## Description of the task
Omit the images, then output each of the records below exactly.

## Dataset content
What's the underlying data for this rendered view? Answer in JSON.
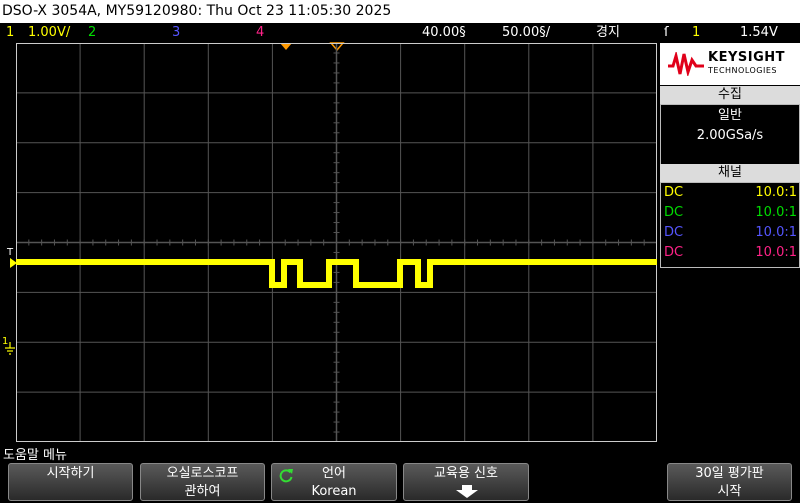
{
  "title_bar": "DSO-X 3054A, MY59120980: Thu Oct 23 11:05:30 2025",
  "status": {
    "ch1_num": "1",
    "ch1_scale": "1.00V/",
    "ch2_num": "2",
    "ch3_num": "3",
    "ch4_num": "4",
    "delay": "40.00§",
    "timebase": "50.00§/",
    "run_state": "경지",
    "trigger_icon": "ſ",
    "trigger_source": "1",
    "trigger_level": "1.54V"
  },
  "colors": {
    "ch1": "#ffff00",
    "ch2": "#00dd00",
    "ch3": "#5555ff",
    "ch4": "#ff2288",
    "grid": "#555555",
    "trigger_marker": "#ff9900"
  },
  "panel": {
    "brand": "KEYSIGHT",
    "brand_sub": "TECHNOLOGIES",
    "acq_title": "수집",
    "acq_mode": "일반",
    "sample_rate": "2.00GSa/s",
    "channels_title": "채널",
    "channels": [
      {
        "coupling": "DC",
        "probe": "10.0:1",
        "color": "#ffff00"
      },
      {
        "coupling": "DC",
        "probe": "10.0:1",
        "color": "#00dd00"
      },
      {
        "coupling": "DC",
        "probe": "10.0:1",
        "color": "#5555ff"
      },
      {
        "coupling": "DC",
        "probe": "10.0:1",
        "color": "#ff2288"
      }
    ]
  },
  "markers": {
    "trigger_level_label": "T",
    "ch1_ground_label": "1"
  },
  "menu": {
    "title": "도움말 메뉴",
    "softkeys": [
      {
        "line1": "시작하기",
        "line2": ""
      },
      {
        "line1": "오실로스코프",
        "line2": "관하여"
      },
      {
        "line1": "언어",
        "line2": "Korean",
        "icon": "rotate-icon"
      },
      {
        "line1": "교육용 신호",
        "line2": "",
        "icon": "down-arrow-icon"
      },
      {
        "line1": "30일 평가판",
        "line2": "시작"
      }
    ]
  }
}
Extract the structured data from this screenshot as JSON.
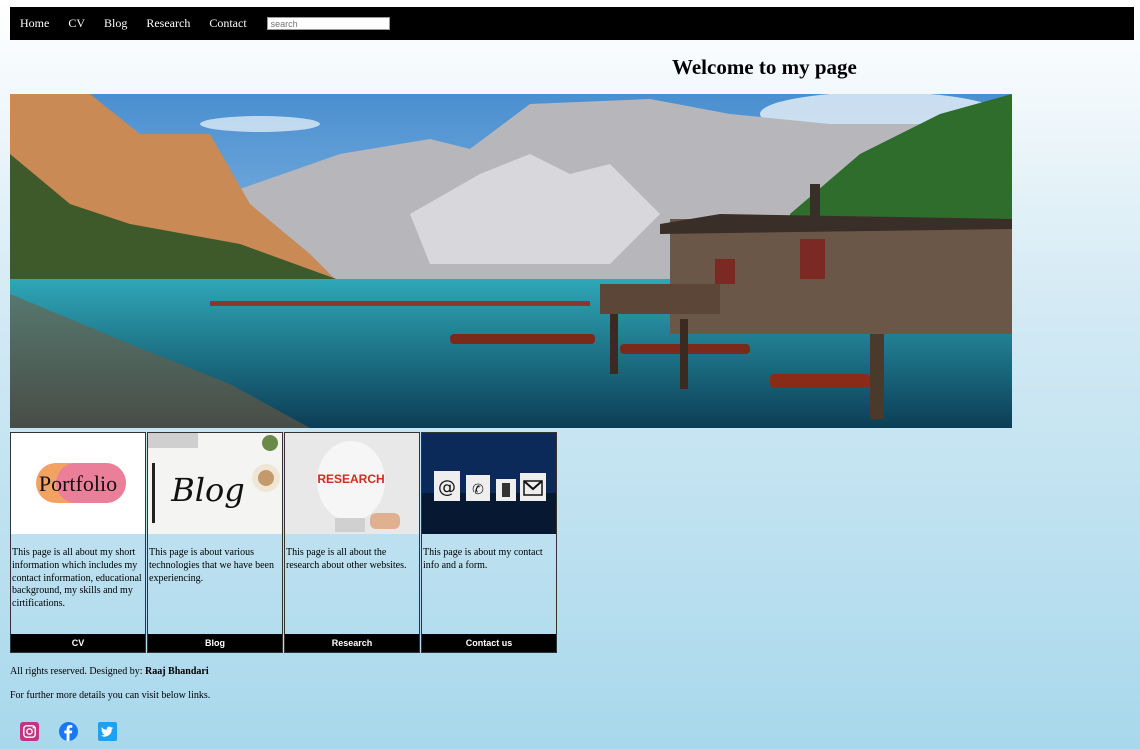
{
  "nav": {
    "items": [
      "Home",
      "CV",
      "Blog",
      "Research",
      "Contact"
    ],
    "search_placeholder": "search"
  },
  "title": "Welcome to my page",
  "cards": [
    {
      "image_text": "Portfolio",
      "text": "This page is all about my short information which includes my contact information, educational background, my skills and my cirtifications.",
      "button": "CV"
    },
    {
      "image_text": "Blog",
      "text": "This page is about various technologies that we have been experiencing.",
      "button": "Blog"
    },
    {
      "image_text": "RESEARCH",
      "text": "This page is all about the research about other websites.",
      "button": "Research"
    },
    {
      "image_text": "",
      "text": "This page is about my contact info and a form.",
      "button": "Contact us"
    }
  ],
  "footer": {
    "rights": "All rights reserved. Designed by: ",
    "author": "Raaj Bhandari",
    "details": "For further more details you can visit below links."
  },
  "socials": [
    "instagram-icon",
    "facebook-icon",
    "twitter-icon"
  ],
  "colors": {
    "instagram": "#c13584",
    "facebook": "#1877f2",
    "twitter": "#1da1f2"
  }
}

## The reply
What's the underlying data for this rendered view? Answer in JSON.
{
  "title_bar": "DSO-X 3054A, MY59120980: Thu Oct 23 11:05:30 2025",
  "status": {
    "ch1_num": "1",
    "ch1_scale": "1.00V/",
    "ch2_num": "2",
    "ch3_num": "3",
    "ch4_num": "4",
    "delay": "40.00§",
    "timebase": "50.00§/",
    "run_state": "경지",
    "trigger_icon": "ſ",
    "trigger_source": "1",
    "trigger_level": "1.54V"
  },
  "colors": {
    "ch1": "#ffff00",
    "ch2": "#00dd00",
    "ch3": "#5555ff",
    "ch4": "#ff2288",
    "grid": "#555555",
    "trigger_marker": "#ff9900"
  },
  "panel": {
    "brand": "KEYSIGHT",
    "brand_sub": "TECHNOLOGIES",
    "acq_title": "수집",
    "acq_mode": "일반",
    "sample_rate": "2.00GSa/s",
    "channels_title": "채널",
    "channels": [
      {
        "coupling": "DC",
        "probe": "10.0:1",
        "color": "#ffff00"
      },
      {
        "coupling": "DC",
        "probe": "10.0:1",
        "color": "#00dd00"
      },
      {
        "coupling": "DC",
        "probe": "10.0:1",
        "color": "#5555ff"
      },
      {
        "coupling": "DC",
        "probe": "10.0:1",
        "color": "#ff2288"
      }
    ]
  },
  "markers": {
    "trigger_level_label": "T",
    "ch1_ground_label": "1"
  },
  "menu": {
    "title": "도움말 메뉴",
    "softkeys": [
      {
        "line1": "시작하기",
        "line2": ""
      },
      {
        "line1": "오실로스코프",
        "line2": "관하여"
      },
      {
        "line1": "언어",
        "line2": "Korean",
        "icon": "rotate-icon"
      },
      {
        "line1": "교육용 신호",
        "line2": "",
        "icon": "down-arrow-icon"
      },
      {
        "line1": "30일 평가판",
        "line2": "시작"
      }
    ]
  }
}
Extract the structured data from this screenshot as JSON.
{
  "nav": {
    "items": [
      "Home",
      "CV",
      "Blog",
      "Research",
      "Contact"
    ],
    "search_placeholder": "search"
  },
  "title": "Welcome to my page",
  "cards": [
    {
      "image_text": "Portfolio",
      "text": "This page is all about my short information which includes my contact information, educational background, my skills and my cirtifications.",
      "button": "CV"
    },
    {
      "image_text": "Blog",
      "text": "This page is about various technologies that we have been experiencing.",
      "button": "Blog"
    },
    {
      "image_text": "RESEARCH",
      "text": "This page is all about the research about other websites.",
      "button": "Research"
    },
    {
      "image_text": "",
      "text": "This page is about my contact info and a form.",
      "button": "Contact us"
    }
  ],
  "footer": {
    "rights": "All rights reserved. Designed by: ",
    "author": "Raaj Bhandari",
    "details": "For further more details you can visit below links."
  },
  "socials": [
    "instagram-icon",
    "facebook-icon",
    "twitter-icon"
  ],
  "colors": {
    "instagram": "#c13584",
    "facebook": "#1877f2",
    "twitter": "#1da1f2"
  }
}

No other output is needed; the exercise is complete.